■ Written task: Can you reproduce every line of the material below word for word, leaving the pictures out of your answer?

-------- Supplied material --------

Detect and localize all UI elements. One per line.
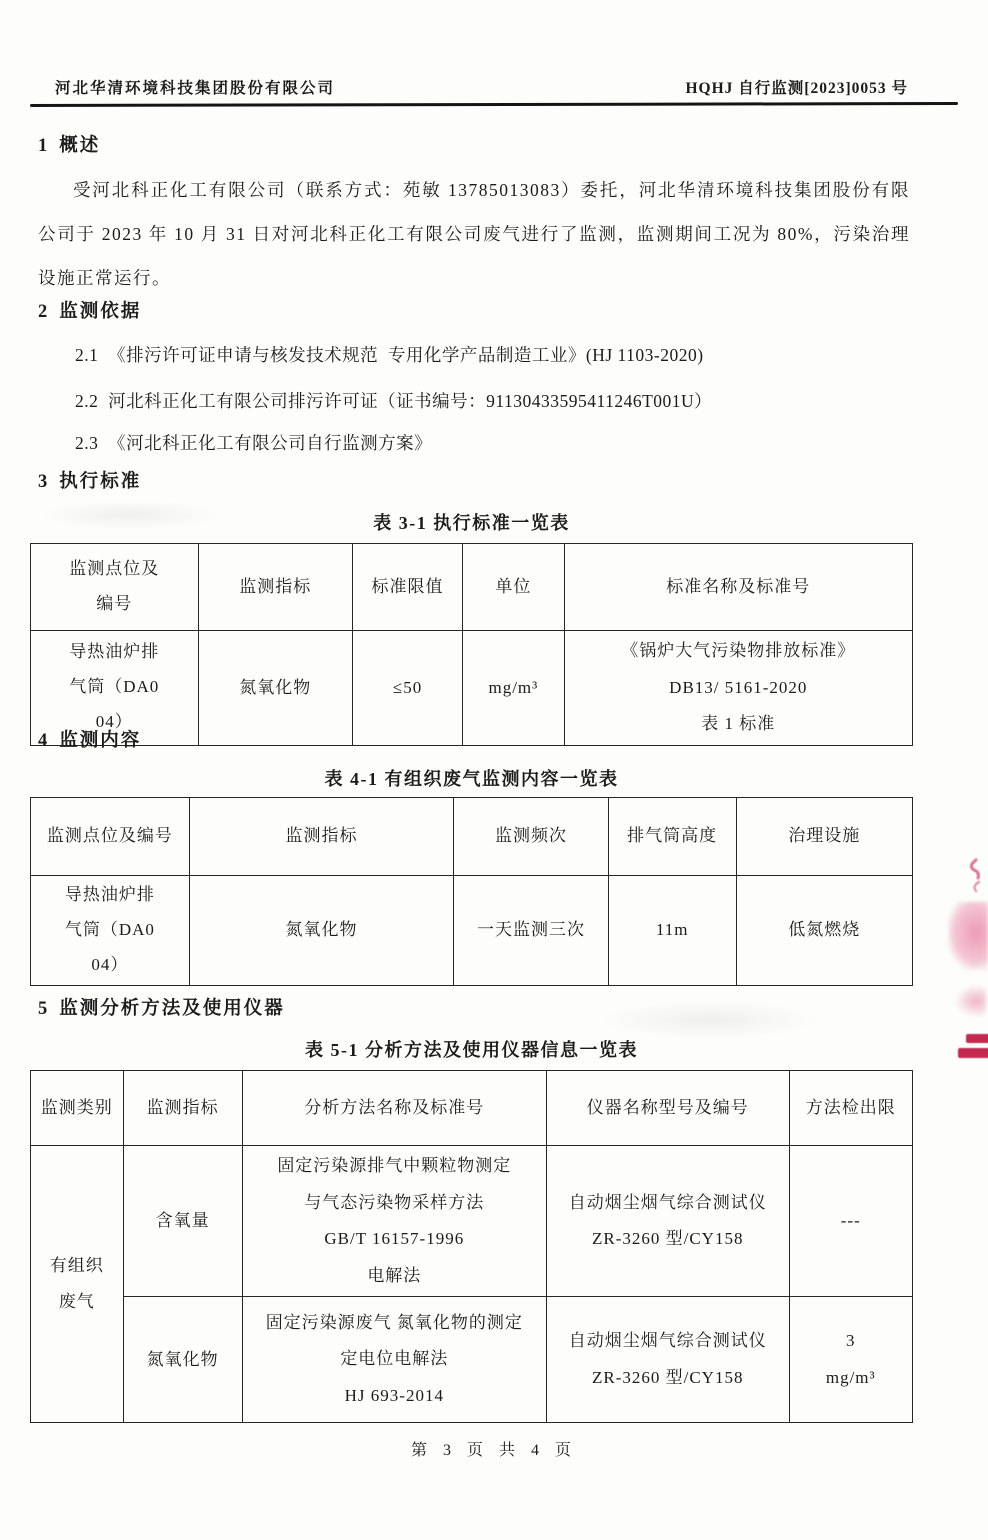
frequency-cell: 一天监测三次 <box>454 876 608 986</box>
section-5-number: 5 <box>38 999 50 1019</box>
table-row <box>31 1297 913 1423</box>
standard-cell: 《锅炉大气污染物排放标准》 DB13/ 5161-2020 表 1 标准 <box>564 631 912 746</box>
table-row <box>31 631 913 746</box>
page-header <box>55 76 908 98</box>
col-header: 排气筒高度 <box>608 798 736 876</box>
stack-height-cell: 11m <box>608 876 736 986</box>
red-stamp-bars-mark <box>956 1030 988 1066</box>
section-1-number: 1 <box>38 136 50 156</box>
overview-paragraph: 受河北科正化工有限公司（联系方式：苑敏 13785013083）委托，河北华清环境科技集团股份有限公司于 2023 年 10 月 31 日对河北科正化工有限公司废气进行了监测，监测期间工况为 80%，污染治理设施正常运行。 <box>38 180 910 288</box>
table-5-1-caption: 表 5-1 分析方法及使用仪器信息一览表 <box>305 1040 638 1060</box>
instrument-cell: 自动烟尘烟气综合测试仪 ZR-3260 型/CY158 <box>546 1146 789 1297</box>
section-3-title: 3 执行标准 <box>38 472 142 492</box>
indicator-cell: 氮氧化物 <box>189 876 454 986</box>
table-row <box>31 798 913 876</box>
table-row <box>31 544 913 631</box>
section-2-title: 2 监测依据 <box>38 302 142 322</box>
treatment-cell: 低氮燃烧 <box>736 876 912 986</box>
section-5-title: 5 监测分析方法及使用仪器 <box>38 999 285 1019</box>
col-header: 单位 <box>463 544 564 631</box>
method-cell: 固定污染源废气 氮氧化物的测定 定电位电解法 HJ 693-2014 <box>242 1297 546 1423</box>
category-cell: 有组织废气 <box>31 1146 124 1423</box>
col-header: 标准限值 <box>352 544 462 631</box>
method-cell: 固定污染源排气中颗粒物测定 与气态污染物采样方法 GB/T 16157-1996 电解法 <box>242 1146 546 1297</box>
col-header: 监测点位及编号 <box>31 544 199 631</box>
col-header: 监测频次 <box>454 798 608 876</box>
scan-smudge <box>600 1000 820 1040</box>
detection-limit-cell: 3 mg/m³ <box>789 1297 913 1423</box>
table-4-1 <box>30 797 913 986</box>
table-row <box>31 876 913 986</box>
company-name: 河北华清环境科技集团股份有限公司 <box>55 80 336 97</box>
col-header: 仪器名称型号及编号 <box>546 1071 789 1146</box>
col-header: 标准名称及标准号 <box>564 544 912 631</box>
section-1-title: 1 概述 <box>38 136 101 156</box>
table-3-1 <box>30 543 913 746</box>
col-header: 监测指标 <box>198 544 352 631</box>
ref-item-2-1: 2.1 《排污许可证申请与核发技术规范 专用化学产品制造工业》(HJ 1103-2020) <box>75 345 704 365</box>
section-4-title: 4 监测内容 <box>38 731 142 751</box>
table-row <box>31 1071 913 1146</box>
indicator-cell: 含氧量 <box>123 1146 242 1297</box>
red-stamp-blob-mark <box>948 902 988 970</box>
table-4-1-caption: 表 4-1 有组织废气监测内容一览表 <box>324 769 619 789</box>
section-4-number: 4 <box>38 731 50 751</box>
section-2-number: 2 <box>38 302 50 322</box>
monitor-point-cell: 导热油炉排气筒（DA004） <box>31 876 190 986</box>
col-header: 治理设施 <box>736 798 912 876</box>
col-header: 方法检出限 <box>789 1071 913 1146</box>
document-number: HQHJ 自行监测[2023]0053 号 <box>685 80 908 97</box>
red-stamp-squiggle-mark <box>948 856 982 904</box>
col-header: 监测点位及编号 <box>31 798 190 876</box>
indicator-cell: 氮氧化物 <box>198 631 352 746</box>
section-3-number: 3 <box>38 472 50 492</box>
table-5-1 <box>30 1070 913 1423</box>
ref-item-2-2: 2.2 河北科正化工有限公司排污许可证（证书编号：91130433595411246T001U） <box>75 391 713 411</box>
col-header: 监测指标 <box>123 1071 242 1146</box>
red-stamp-faint-mark <box>954 984 986 1018</box>
ref-item-2-3: 2.3 《河北科正化工有限公司自行监测方案》 <box>75 433 433 453</box>
table-row <box>31 1146 913 1297</box>
col-header: 监测指标 <box>189 798 454 876</box>
unit-cell: mg/m³ <box>463 631 564 746</box>
indicator-cell: 氮氧化物 <box>123 1297 242 1423</box>
col-header: 监测类别 <box>31 1071 124 1146</box>
header-rule <box>30 102 958 107</box>
col-header: 分析方法名称及标准号 <box>242 1071 546 1146</box>
instrument-cell: 自动烟尘烟气综合测试仪 ZR-3260 型/CY158 <box>546 1297 789 1423</box>
monitor-point-cell: 导热油炉排气筒（DA004） <box>31 631 199 746</box>
page-indicator: 第 3 页 共 4 页 <box>410 1442 577 1459</box>
detection-limit-cell: --- <box>789 1146 913 1297</box>
limit-cell: ≤50 <box>352 631 462 746</box>
table-3-1-caption: 表 3-1 执行标准一览表 <box>373 513 570 533</box>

--------

■ Answer for the task:
Detect and localize all UI elements. One per line.
frequency-cell: 一天监测三次 <box>454 876 608 986</box>
section-5-number: 5 <box>38 999 50 1019</box>
table-row <box>31 1297 913 1423</box>
standard-cell: 《锅炉大气污染物排放标准》 DB13/ 5161-2020 表 1 标准 <box>564 631 912 746</box>
table-row <box>31 631 913 746</box>
page-header <box>55 76 908 98</box>
col-header: 排气筒高度 <box>608 798 736 876</box>
stack-height-cell: 11m <box>608 876 736 986</box>
red-stamp-bars-mark <box>956 1030 988 1066</box>
section-1-number: 1 <box>38 136 50 156</box>
overview-paragraph: 受河北科正化工有限公司（联系方式：苑敏 13785013083）委托，河北华清环境科技集团股份有限公司于 2023 年 10 月 31 日对河北科正化工有限公司废气进行了监测，监测期间工况为 80%，污染治理设施正常运行。 <box>38 180 910 288</box>
table-5-1-caption: 表 5-1 分析方法及使用仪器信息一览表 <box>305 1040 638 1060</box>
instrument-cell: 自动烟尘烟气综合测试仪 ZR-3260 型/CY158 <box>546 1146 789 1297</box>
section-3-title: 3 执行标准 <box>38 472 142 492</box>
indicator-cell: 氮氧化物 <box>189 876 454 986</box>
table-row <box>31 798 913 876</box>
table-row <box>31 544 913 631</box>
section-2-title: 2 监测依据 <box>38 302 142 322</box>
treatment-cell: 低氮燃烧 <box>736 876 912 986</box>
section-5-title: 5 监测分析方法及使用仪器 <box>38 999 285 1019</box>
col-header: 单位 <box>463 544 564 631</box>
method-cell: 固定污染源废气 氮氧化物的测定 定电位电解法 HJ 693-2014 <box>242 1297 546 1423</box>
category-cell: 有组织废气 <box>31 1146 124 1423</box>
col-header: 标准限值 <box>352 544 462 631</box>
method-cell: 固定污染源排气中颗粒物测定 与气态污染物采样方法 GB/T 16157-1996 电解法 <box>242 1146 546 1297</box>
col-header: 监测点位及编号 <box>31 544 199 631</box>
col-header: 监测频次 <box>454 798 608 876</box>
scan-smudge <box>600 1000 820 1040</box>
detection-limit-cell: 3 mg/m³ <box>789 1297 913 1423</box>
table-4-1 <box>30 797 913 986</box>
table-row <box>31 876 913 986</box>
company-name: 河北华清环境科技集团股份有限公司 <box>55 80 336 97</box>
col-header: 仪器名称型号及编号 <box>546 1071 789 1146</box>
col-header: 标准名称及标准号 <box>564 544 912 631</box>
section-1-title: 1 概述 <box>38 136 101 156</box>
table-3-1 <box>30 543 913 746</box>
col-header: 监测指标 <box>198 544 352 631</box>
ref-item-2-1: 2.1 《排污许可证申请与核发技术规范 专用化学产品制造工业》(HJ 1103-2020) <box>75 345 704 365</box>
section-4-title: 4 监测内容 <box>38 731 142 751</box>
table-row <box>31 1071 913 1146</box>
indicator-cell: 含氧量 <box>123 1146 242 1297</box>
red-stamp-blob-mark <box>948 902 988 970</box>
table-4-1-caption: 表 4-1 有组织废气监测内容一览表 <box>324 769 619 789</box>
section-4-number: 4 <box>38 731 50 751</box>
section-2-number: 2 <box>38 302 50 322</box>
monitor-point-cell: 导热油炉排气筒（DA004） <box>31 876 190 986</box>
col-header: 治理设施 <box>736 798 912 876</box>
col-header: 方法检出限 <box>789 1071 913 1146</box>
document-number: HQHJ 自行监测[2023]0053 号 <box>685 80 908 97</box>
red-stamp-squiggle-mark <box>948 856 982 904</box>
col-header: 监测点位及编号 <box>31 798 190 876</box>
indicator-cell: 氮氧化物 <box>198 631 352 746</box>
section-3-number: 3 <box>38 472 50 492</box>
table-5-1 <box>30 1070 913 1423</box>
ref-item-2-2: 2.2 河北科正化工有限公司排污许可证（证书编号：91130433595411246T001U） <box>75 391 713 411</box>
col-header: 监测指标 <box>123 1071 242 1146</box>
red-stamp-faint-mark <box>954 984 986 1018</box>
ref-item-2-3: 2.3 《河北科正化工有限公司自行监测方案》 <box>75 433 433 453</box>
table-row <box>31 1146 913 1297</box>
col-header: 监测指标 <box>189 798 454 876</box>
unit-cell: mg/m³ <box>463 631 564 746</box>
indicator-cell: 氮氧化物 <box>123 1297 242 1423</box>
col-header: 监测类别 <box>31 1071 124 1146</box>
header-rule <box>30 102 958 107</box>
col-header: 分析方法名称及标准号 <box>242 1071 546 1146</box>
instrument-cell: 自动烟尘烟气综合测试仪 ZR-3260 型/CY158 <box>546 1297 789 1423</box>
monitor-point-cell: 导热油炉排气筒（DA004） <box>31 631 199 746</box>
page-indicator: 第 3 页 共 4 页 <box>410 1442 577 1459</box>
detection-limit-cell: --- <box>789 1146 913 1297</box>
limit-cell: ≤50 <box>352 631 462 746</box>
table-3-1-caption: 表 3-1 执行标准一览表 <box>373 513 570 533</box>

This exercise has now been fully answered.